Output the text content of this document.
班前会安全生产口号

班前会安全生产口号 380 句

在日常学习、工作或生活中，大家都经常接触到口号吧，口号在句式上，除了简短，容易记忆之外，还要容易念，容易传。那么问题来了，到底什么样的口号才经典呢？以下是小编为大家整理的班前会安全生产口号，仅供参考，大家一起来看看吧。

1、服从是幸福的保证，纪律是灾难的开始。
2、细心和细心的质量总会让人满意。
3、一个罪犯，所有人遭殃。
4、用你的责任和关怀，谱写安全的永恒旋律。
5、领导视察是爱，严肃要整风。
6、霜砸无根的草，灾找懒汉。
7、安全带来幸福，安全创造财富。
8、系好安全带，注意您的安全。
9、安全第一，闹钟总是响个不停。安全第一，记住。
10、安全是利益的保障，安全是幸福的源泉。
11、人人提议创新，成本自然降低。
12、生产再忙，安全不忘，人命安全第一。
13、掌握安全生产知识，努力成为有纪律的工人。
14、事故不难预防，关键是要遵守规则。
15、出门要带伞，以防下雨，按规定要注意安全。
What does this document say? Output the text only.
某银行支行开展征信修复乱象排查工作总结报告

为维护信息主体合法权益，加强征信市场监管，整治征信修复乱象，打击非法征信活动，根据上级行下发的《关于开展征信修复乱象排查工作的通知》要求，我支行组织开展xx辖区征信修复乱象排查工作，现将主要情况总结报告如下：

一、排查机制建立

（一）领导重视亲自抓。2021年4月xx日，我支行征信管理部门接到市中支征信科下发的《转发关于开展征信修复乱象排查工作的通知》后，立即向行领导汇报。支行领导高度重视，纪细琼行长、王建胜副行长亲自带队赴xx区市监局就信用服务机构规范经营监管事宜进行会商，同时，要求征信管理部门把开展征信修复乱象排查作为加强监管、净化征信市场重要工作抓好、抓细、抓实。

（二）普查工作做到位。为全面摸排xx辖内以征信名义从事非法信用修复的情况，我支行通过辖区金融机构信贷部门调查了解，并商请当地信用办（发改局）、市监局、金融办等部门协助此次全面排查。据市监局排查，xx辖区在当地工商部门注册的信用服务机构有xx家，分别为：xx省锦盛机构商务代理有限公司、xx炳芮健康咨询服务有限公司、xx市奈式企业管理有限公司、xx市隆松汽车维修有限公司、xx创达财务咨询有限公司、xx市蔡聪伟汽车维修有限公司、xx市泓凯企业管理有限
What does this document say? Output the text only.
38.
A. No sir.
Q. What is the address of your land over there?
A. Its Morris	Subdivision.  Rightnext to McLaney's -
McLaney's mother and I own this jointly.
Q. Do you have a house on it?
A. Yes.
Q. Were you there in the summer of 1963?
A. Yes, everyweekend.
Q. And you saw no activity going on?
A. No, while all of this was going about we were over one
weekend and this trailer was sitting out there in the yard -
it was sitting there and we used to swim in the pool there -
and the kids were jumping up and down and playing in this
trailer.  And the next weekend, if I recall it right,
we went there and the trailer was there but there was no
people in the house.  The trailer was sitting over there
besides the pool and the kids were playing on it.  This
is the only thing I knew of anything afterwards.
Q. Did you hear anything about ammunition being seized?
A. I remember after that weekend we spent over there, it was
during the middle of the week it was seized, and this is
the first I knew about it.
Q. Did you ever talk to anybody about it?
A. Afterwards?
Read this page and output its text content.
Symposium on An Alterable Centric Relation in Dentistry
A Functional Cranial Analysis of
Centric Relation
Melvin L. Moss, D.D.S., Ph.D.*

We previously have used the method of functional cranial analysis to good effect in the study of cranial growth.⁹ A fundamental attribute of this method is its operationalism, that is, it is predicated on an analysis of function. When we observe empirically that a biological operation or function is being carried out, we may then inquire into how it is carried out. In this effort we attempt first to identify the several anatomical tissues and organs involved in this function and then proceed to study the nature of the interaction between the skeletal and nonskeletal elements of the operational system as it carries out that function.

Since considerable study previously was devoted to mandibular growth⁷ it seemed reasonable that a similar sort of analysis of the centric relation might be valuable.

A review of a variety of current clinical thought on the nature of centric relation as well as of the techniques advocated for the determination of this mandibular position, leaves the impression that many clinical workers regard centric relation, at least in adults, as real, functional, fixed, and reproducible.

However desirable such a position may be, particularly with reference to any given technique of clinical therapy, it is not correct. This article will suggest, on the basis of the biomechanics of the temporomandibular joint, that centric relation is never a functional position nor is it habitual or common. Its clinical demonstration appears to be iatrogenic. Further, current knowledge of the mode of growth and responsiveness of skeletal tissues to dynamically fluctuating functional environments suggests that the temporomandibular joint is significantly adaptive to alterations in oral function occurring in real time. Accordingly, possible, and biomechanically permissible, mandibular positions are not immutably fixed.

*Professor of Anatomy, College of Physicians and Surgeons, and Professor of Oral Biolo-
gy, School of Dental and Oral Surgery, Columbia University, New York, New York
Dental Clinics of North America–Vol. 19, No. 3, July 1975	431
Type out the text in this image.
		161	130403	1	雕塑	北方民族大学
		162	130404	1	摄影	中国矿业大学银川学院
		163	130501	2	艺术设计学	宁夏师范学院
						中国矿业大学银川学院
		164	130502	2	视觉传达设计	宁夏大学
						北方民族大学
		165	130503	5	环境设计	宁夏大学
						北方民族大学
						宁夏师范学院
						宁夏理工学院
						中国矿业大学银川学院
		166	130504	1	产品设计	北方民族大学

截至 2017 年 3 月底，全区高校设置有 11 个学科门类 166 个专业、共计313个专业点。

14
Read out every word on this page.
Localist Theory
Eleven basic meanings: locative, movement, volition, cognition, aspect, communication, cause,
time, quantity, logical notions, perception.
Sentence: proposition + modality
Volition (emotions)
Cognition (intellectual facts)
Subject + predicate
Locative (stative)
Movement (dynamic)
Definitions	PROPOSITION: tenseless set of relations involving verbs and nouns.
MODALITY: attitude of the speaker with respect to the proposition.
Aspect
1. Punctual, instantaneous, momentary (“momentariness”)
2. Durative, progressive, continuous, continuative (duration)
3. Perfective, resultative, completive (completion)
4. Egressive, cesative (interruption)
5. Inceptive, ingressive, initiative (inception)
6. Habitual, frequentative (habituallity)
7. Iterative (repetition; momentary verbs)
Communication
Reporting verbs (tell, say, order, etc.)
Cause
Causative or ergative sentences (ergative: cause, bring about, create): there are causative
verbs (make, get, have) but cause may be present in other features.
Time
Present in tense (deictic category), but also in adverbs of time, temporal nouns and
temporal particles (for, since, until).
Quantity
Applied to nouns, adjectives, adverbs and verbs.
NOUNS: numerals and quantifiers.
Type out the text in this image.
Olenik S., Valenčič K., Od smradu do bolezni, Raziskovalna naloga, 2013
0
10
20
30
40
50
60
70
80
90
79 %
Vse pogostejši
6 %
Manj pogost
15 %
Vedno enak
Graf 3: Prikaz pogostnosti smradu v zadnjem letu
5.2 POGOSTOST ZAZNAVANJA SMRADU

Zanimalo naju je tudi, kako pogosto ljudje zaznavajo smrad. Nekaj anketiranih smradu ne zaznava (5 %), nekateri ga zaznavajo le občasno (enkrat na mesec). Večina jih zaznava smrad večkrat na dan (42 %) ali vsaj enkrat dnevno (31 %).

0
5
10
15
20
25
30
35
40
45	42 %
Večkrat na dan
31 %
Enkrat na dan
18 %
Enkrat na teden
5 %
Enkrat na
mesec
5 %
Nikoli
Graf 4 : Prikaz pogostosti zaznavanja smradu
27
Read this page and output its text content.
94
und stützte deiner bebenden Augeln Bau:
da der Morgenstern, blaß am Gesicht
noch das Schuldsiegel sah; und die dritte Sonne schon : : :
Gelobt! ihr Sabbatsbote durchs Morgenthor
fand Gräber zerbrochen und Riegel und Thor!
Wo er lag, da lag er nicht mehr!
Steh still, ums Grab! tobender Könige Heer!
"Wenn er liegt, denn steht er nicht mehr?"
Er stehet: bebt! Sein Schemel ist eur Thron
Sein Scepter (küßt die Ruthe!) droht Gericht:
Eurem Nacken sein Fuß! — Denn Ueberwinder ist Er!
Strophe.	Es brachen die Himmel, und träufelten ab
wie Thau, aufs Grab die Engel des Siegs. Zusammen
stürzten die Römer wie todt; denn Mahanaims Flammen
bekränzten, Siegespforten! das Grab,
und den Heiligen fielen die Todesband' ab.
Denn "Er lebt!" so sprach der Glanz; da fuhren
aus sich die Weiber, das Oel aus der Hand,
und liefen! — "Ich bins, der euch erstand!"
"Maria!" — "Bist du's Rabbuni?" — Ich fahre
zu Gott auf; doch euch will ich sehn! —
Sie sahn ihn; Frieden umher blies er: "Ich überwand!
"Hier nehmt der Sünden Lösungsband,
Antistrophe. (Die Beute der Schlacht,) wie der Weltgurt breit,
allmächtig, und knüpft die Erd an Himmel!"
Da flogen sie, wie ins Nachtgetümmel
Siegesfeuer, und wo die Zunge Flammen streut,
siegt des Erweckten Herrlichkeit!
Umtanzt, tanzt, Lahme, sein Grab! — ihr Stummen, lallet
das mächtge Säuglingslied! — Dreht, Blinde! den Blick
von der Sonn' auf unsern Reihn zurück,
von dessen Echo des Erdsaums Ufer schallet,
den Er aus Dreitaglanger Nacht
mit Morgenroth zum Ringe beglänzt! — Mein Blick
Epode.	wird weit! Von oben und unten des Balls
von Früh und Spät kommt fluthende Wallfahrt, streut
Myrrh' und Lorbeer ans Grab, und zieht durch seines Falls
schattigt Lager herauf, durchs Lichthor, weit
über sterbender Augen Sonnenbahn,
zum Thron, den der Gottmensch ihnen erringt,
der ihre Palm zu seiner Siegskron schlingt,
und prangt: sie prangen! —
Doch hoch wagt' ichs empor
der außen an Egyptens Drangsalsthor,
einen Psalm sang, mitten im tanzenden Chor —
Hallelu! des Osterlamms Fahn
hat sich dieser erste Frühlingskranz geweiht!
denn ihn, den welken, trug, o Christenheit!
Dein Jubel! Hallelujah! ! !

- **REQUIREMENT**:
Collect, from the material above, every line containing the word "skeletal".

- **WRITTEN ANSWER**:
We previously have used the method of functional cranial analysis to good effect in the study of cranial growth.⁹ A fundamental attribute of this method is its operationalism, that is, it is predicated on an analysis of function. When we observe empirically that a biological operation or function is being carried out, we may then inquire into how it is carried out. In this effort we attempt first to identify the several anatomical tissues and organs involved in this function and then proceed to study the nature of the interaction between the skeletal and nonskeletal elements of the operational system as it carries out that function.
However desirable such a position may be, particularly with reference to any given technique of clinical therapy, it is not correct. This article will suggest, on the basis of the biomechanics of the temporomandibular joint, that centric relation is never a functional position nor is it habitual or common. Its clinical demonstration appears to be iatrogenic. Further, current knowledge of the mode of growth and responsiveness of skeletal tissues to dynamically fluctuating functional environments suggests that the temporomandibular joint is significantly adaptive to alterations in oral function occurring in real time. Accordingly, possible, and biomechanically permissible, mandibular positions are not immutably fixed.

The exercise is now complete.